*Task instructions*
Restate the records below word for word, and omit the images they hold.

*Provided material*
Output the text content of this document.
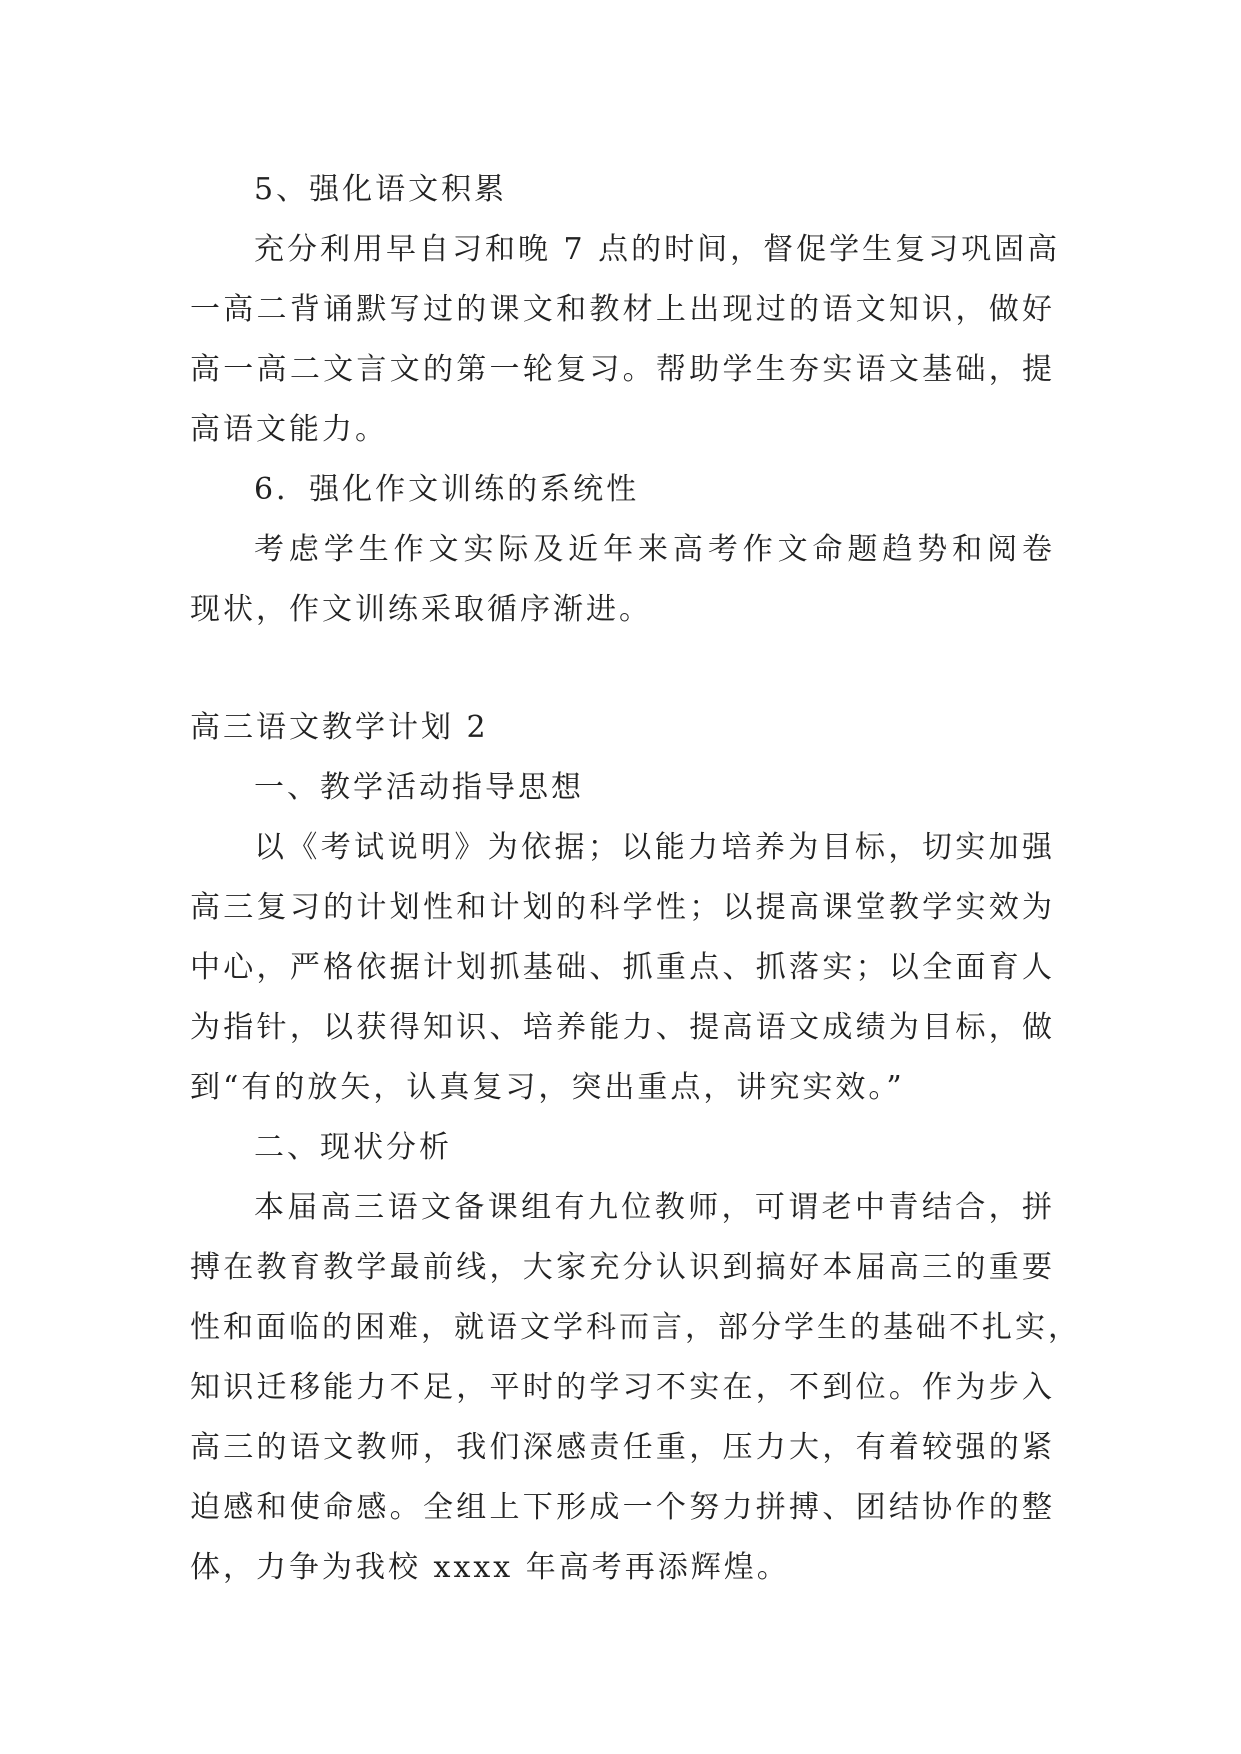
5、强化语文积累
充分利用早自习和晚 7 点的时间，督促学生复习巩固高
一高二背诵默写过的课文和教材上出现过的语文知识，做好
高一高二文言文的第一轮复习。帮助学生夯实语文基础，提
高语文能力。
6．强化作文训练的系统性
考虑学生作文实际及近年来高考作文命题趋势和阅卷
现状，作文训练采取循序渐进。
高三语文教学计划 2
一、教学活动指导思想
以《考试说明》为依据；以能力培养为目标，切实加强
高三复习的计划性和计划的科学性；以提高课堂教学实效为
中心，严格依据计划抓基础、抓重点、抓落实；以全面育人
为指针，以获得知识、培养能力、提高语文成绩为目标，做
到“有的放矢，认真复习，突出重点，讲究实效。”
二、现状分析
本届高三语文备课组有九位教师，可谓老中青结合，拼
搏在教育教学最前线，大家充分认识到搞好本届高三的重要
性和面临的困难，就语文学科而言，部分学生的基础不扎实，
知识迁移能力不足，平时的学习不实在，不到位。作为步入
高三的语文教师，我们深感责任重，压力大，有着较强的紧
迫感和使命感。全组上下形成一个努力拼搏、团结协作的整
体，力争为我校 xxxx 年高考再添辉煌。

*Result for this exercise*
Output the text content of this document.
5、强化语文积累
充分利用早自习和晚 7 点的时间，督促学生复习巩固高
一高二背诵默写过的课文和教材上出现过的语文知识，做好
高一高二文言文的第一轮复习。帮助学生夯实语文基础，提
高语文能力。
6．强化作文训练的系统性
考虑学生作文实际及近年来高考作文命题趋势和阅卷
现状，作文训练采取循序渐进。
高三语文教学计划 2
一、教学活动指导思想
以《考试说明》为依据；以能力培养为目标，切实加强
高三复习的计划性和计划的科学性；以提高课堂教学实效为
中心，严格依据计划抓基础、抓重点、抓落实；以全面育人
为指针，以获得知识、培养能力、提高语文成绩为目标，做
到“有的放矢，认真复习，突出重点，讲究实效。”
二、现状分析
本届高三语文备课组有九位教师，可谓老中青结合，拼
搏在教育教学最前线，大家充分认识到搞好本届高三的重要
性和面临的困难，就语文学科而言，部分学生的基础不扎实，
知识迁移能力不足，平时的学习不实在，不到位。作为步入
高三的语文教师，我们深感责任重，压力大，有着较强的紧
迫感和使命感。全组上下形成一个努力拼搏、团结协作的整
体，力争为我校 xxxx 年高考再添辉煌。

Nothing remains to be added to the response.